##### Material shown #####
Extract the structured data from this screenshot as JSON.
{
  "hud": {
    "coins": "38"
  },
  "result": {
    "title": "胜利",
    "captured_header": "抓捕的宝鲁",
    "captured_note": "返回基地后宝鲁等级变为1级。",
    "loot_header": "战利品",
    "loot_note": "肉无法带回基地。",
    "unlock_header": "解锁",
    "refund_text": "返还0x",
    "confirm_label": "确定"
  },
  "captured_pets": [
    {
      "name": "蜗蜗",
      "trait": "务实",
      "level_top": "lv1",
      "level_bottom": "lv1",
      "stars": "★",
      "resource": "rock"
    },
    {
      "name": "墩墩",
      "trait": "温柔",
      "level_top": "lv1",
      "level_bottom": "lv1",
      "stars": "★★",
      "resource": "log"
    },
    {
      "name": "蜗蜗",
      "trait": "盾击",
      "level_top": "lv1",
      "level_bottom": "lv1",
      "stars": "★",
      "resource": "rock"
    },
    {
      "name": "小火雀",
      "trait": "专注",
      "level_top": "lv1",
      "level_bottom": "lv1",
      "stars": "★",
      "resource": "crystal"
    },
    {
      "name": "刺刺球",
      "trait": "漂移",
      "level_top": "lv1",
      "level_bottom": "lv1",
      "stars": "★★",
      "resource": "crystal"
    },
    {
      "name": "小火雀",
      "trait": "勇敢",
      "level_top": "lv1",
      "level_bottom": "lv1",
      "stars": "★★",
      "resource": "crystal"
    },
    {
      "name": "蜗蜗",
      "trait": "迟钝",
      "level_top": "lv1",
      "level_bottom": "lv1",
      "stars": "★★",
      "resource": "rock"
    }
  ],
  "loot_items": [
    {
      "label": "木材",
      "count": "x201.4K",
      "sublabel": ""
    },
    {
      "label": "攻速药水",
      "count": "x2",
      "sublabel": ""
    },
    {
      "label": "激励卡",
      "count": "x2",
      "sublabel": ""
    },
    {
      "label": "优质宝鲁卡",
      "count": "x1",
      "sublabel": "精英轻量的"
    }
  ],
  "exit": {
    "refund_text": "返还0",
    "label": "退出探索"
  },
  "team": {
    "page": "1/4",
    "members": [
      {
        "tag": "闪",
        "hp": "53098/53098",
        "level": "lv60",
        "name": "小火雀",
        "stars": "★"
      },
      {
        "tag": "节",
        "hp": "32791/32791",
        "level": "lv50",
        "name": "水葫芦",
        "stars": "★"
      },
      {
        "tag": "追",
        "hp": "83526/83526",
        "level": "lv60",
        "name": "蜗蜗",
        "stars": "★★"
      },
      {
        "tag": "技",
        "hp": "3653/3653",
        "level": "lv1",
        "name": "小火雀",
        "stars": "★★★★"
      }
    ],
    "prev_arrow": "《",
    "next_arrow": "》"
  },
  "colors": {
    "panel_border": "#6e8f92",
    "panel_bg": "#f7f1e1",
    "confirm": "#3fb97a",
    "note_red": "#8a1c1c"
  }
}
#####
Goal >>
Go through the listing and print each line exactly as it appears.

The response >>
Extract the structured data from this screenshot as JSON.
{
  "hud": {
    "coins": "38"
  },
  "result": {
    "title": "胜利",
    "captured_header": "抓捕的宝鲁",
    "captured_note": "返回基地后宝鲁等级变为1级。",
    "loot_header": "战利品",
    "loot_note": "肉无法带回基地。",
    "unlock_header": "解锁",
    "refund_text": "返还0x",
    "confirm_label": "确定"
  },
  "captured_pets": [
    {
      "name": "蜗蜗",
      "trait": "务实",
      "level_top": "lv1",
      "level_bottom": "lv1",
      "stars": "★",
      "resource": "rock"
    },
    {
      "name": "墩墩",
      "trait": "温柔",
      "level_top": "lv1",
      "level_bottom": "lv1",
      "stars": "★★",
      "resource": "log"
    },
    {
      "name": "蜗蜗",
      "trait": "盾击",
      "level_top": "lv1",
      "level_bottom": "lv1",
      "stars": "★",
      "resource": "rock"
    },
    {
      "name": "小火雀",
      "trait": "专注",
      "level_top": "lv1",
      "level_bottom": "lv1",
      "stars": "★",
      "resource": "crystal"
    },
    {
      "name": "刺刺球",
      "trait": "漂移",
      "level_top": "lv1",
      "level_bottom": "lv1",
      "stars": "★★",
      "resource": "crystal"
    },
    {
      "name": "小火雀",
      "trait": "勇敢",
      "level_top": "lv1",
      "level_bottom": "lv1",
      "stars": "★★",
      "resource": "crystal"
    },
    {
      "name": "蜗蜗",
      "trait": "迟钝",
      "level_top": "lv1",
      "level_bottom": "lv1",
      "stars": "★★",
      "resource": "rock"
    }
  ],
  "loot_items": [
    {
      "label": "木材",
      "count": "x201.4K",
      "sublabel": ""
    },
    {
      "label": "攻速药水",
      "count": "x2",
      "sublabel": ""
    },
    {
      "label": "激励卡",
      "count": "x2",
      "sublabel": ""
    },
    {
      "label": "优质宝鲁卡",
      "count": "x1",
      "sublabel": "精英轻量的"
    }
  ],
  "exit": {
    "refund_text": "返还0",
    "label": "退出探索"
  },
  "team": {
    "page": "1/4",
    "members": [
      {
        "tag": "闪",
        "hp": "53098/53098",
        "level": "lv60",
        "name": "小火雀",
        "stars": "★"
      },
      {
        "tag": "节",
        "hp": "32791/32791",
        "level": "lv50",
        "name": "水葫芦",
        "stars": "★"
      },
      {
        "tag": "追",
        "hp": "83526/83526",
        "level": "lv60",
        "name": "蜗蜗",
        "stars": "★★"
      },
      {
        "tag": "技",
        "hp": "3653/3653",
        "level": "lv1",
        "name": "小火雀",
        "stars": "★★★★"
      }
    ],
    "prev_arrow": "《",
    "next_arrow": "》"
  },
  "colors": {
    "panel_border": "#6e8f92",
    "panel_bg": "#f7f1e1",
    "confirm": "#3fb97a",
    "note_red": "#8a1c1c"
  }
}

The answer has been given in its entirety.